[begin RECORDS SUPPLIED]

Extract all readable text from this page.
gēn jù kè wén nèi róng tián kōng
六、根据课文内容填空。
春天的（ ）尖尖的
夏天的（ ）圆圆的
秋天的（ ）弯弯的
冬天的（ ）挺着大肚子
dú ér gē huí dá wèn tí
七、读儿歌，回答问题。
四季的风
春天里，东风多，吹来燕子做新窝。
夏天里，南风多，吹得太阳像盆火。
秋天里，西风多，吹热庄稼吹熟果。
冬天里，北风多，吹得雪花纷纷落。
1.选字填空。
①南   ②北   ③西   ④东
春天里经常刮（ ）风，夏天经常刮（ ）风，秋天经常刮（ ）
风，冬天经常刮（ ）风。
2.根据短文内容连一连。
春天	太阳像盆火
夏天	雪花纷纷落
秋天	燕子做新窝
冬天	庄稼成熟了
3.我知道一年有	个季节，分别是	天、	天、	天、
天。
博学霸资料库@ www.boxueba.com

[end RECORDS SUPPLIED]

» **GIVEN EXERCISE**:
Above are some records; repeat all of them exactly.

» **SOLVED EXERCISE**:
Extract all readable text from this page.
gēn jù kè wén nèi róng tián kōng
六、根据课文内容填空。
春天的（ ）尖尖的
夏天的（ ）圆圆的
秋天的（ ）弯弯的
冬天的（ ）挺着大肚子
dú ér gē huí dá wèn tí
七、读儿歌，回答问题。
四季的风
春天里，东风多，吹来燕子做新窝。
夏天里，南风多，吹得太阳像盆火。
秋天里，西风多，吹热庄稼吹熟果。
冬天里，北风多，吹得雪花纷纷落。
1.选字填空。
①南   ②北   ③西   ④东
春天里经常刮（ ）风，夏天经常刮（ ）风，秋天经常刮（ ）
风，冬天经常刮（ ）风。
2.根据短文内容连一连。
春天	太阳像盆火
夏天	雪花纷纷落
秋天	燕子做新窝
冬天	庄稼成熟了
3.我知道一年有	个季节，分别是	天、	天、	天、
天。
博学霸资料库@ www.boxueba.com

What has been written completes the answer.